Please report every line from the material that contains the word "text".

**Material for this task**
——————

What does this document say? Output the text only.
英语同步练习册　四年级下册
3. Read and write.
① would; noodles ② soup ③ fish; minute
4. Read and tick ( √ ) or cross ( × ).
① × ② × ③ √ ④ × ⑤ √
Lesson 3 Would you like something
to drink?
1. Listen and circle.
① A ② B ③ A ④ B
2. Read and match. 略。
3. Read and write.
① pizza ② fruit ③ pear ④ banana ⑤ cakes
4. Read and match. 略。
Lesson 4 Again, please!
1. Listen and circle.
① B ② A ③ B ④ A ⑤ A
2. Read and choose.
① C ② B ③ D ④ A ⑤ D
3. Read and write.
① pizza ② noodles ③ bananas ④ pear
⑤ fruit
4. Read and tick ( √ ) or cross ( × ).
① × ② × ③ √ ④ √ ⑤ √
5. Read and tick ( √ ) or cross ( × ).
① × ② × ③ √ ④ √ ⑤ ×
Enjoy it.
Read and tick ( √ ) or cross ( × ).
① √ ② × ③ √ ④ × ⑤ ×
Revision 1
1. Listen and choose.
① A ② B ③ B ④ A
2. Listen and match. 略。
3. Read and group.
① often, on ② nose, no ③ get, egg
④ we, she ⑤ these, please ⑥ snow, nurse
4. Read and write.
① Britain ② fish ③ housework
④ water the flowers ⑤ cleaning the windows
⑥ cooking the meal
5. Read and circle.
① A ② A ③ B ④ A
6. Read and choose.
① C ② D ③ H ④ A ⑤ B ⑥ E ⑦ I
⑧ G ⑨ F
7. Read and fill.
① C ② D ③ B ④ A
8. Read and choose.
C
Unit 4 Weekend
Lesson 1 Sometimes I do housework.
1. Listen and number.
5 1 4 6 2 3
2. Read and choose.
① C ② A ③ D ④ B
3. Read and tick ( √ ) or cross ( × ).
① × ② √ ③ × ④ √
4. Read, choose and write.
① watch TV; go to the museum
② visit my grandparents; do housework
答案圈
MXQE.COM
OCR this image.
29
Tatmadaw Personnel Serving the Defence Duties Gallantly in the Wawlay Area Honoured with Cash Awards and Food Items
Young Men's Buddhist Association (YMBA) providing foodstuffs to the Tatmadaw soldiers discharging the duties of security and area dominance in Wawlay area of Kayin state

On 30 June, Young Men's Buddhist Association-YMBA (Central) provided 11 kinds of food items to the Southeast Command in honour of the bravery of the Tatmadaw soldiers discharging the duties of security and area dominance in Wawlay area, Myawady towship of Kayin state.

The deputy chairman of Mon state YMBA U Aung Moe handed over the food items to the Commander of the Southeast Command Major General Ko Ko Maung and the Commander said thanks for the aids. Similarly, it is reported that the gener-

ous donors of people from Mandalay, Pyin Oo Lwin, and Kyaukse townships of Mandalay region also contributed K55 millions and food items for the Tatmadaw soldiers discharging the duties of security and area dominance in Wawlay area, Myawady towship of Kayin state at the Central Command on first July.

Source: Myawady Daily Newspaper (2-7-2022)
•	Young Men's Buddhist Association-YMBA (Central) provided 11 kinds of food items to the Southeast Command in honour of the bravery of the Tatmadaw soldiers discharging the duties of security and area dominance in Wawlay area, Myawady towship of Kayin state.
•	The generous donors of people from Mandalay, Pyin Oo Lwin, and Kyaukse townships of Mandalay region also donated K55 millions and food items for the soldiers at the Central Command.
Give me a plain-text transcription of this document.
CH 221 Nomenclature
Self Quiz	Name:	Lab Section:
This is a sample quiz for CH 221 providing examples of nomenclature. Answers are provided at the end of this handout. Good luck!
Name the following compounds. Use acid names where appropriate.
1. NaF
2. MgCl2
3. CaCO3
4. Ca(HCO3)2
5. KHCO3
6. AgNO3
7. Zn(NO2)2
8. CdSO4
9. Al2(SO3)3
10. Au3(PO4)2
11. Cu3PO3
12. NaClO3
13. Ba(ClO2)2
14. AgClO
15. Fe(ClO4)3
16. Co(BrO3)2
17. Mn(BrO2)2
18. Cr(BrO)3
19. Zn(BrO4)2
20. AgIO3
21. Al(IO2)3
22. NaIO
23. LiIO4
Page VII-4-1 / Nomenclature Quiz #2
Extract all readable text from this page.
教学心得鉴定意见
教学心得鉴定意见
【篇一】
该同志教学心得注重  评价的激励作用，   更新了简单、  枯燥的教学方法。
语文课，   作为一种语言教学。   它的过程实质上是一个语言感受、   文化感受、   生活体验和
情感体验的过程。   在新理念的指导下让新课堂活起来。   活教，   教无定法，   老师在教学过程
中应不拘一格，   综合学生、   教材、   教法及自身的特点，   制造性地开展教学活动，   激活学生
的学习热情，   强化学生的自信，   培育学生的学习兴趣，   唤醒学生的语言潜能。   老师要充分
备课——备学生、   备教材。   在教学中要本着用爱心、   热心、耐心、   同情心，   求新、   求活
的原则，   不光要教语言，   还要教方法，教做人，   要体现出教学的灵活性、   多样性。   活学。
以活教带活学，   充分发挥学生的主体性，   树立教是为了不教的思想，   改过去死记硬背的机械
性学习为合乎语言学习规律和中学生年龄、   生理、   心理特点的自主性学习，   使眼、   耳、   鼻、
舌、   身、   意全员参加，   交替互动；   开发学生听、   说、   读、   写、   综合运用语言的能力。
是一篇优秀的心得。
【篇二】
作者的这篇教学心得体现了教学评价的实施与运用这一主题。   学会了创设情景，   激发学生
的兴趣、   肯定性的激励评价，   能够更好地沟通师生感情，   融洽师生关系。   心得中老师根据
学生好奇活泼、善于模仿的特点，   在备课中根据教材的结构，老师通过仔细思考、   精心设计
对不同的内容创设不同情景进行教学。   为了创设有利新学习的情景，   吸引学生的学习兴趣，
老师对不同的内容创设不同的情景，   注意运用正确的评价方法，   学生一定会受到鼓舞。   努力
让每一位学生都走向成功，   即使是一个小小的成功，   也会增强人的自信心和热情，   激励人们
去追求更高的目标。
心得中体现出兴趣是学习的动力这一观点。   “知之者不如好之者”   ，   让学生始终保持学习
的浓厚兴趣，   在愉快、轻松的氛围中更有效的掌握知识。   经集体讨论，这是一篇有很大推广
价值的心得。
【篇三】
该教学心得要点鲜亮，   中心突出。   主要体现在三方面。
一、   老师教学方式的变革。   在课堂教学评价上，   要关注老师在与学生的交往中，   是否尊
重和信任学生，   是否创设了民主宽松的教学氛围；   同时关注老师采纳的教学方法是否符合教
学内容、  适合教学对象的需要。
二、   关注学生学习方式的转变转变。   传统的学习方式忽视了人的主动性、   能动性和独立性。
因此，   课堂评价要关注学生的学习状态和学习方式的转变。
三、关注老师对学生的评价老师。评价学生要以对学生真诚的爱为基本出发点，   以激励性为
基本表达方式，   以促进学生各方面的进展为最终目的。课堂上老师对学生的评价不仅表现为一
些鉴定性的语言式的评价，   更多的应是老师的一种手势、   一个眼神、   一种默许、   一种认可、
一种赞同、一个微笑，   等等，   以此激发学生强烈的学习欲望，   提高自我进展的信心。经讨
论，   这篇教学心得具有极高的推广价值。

——————

**The completed task**
What does this document say? Output the text only.
Give me a plain-text transcription of this document.
Extract all readable text from this page.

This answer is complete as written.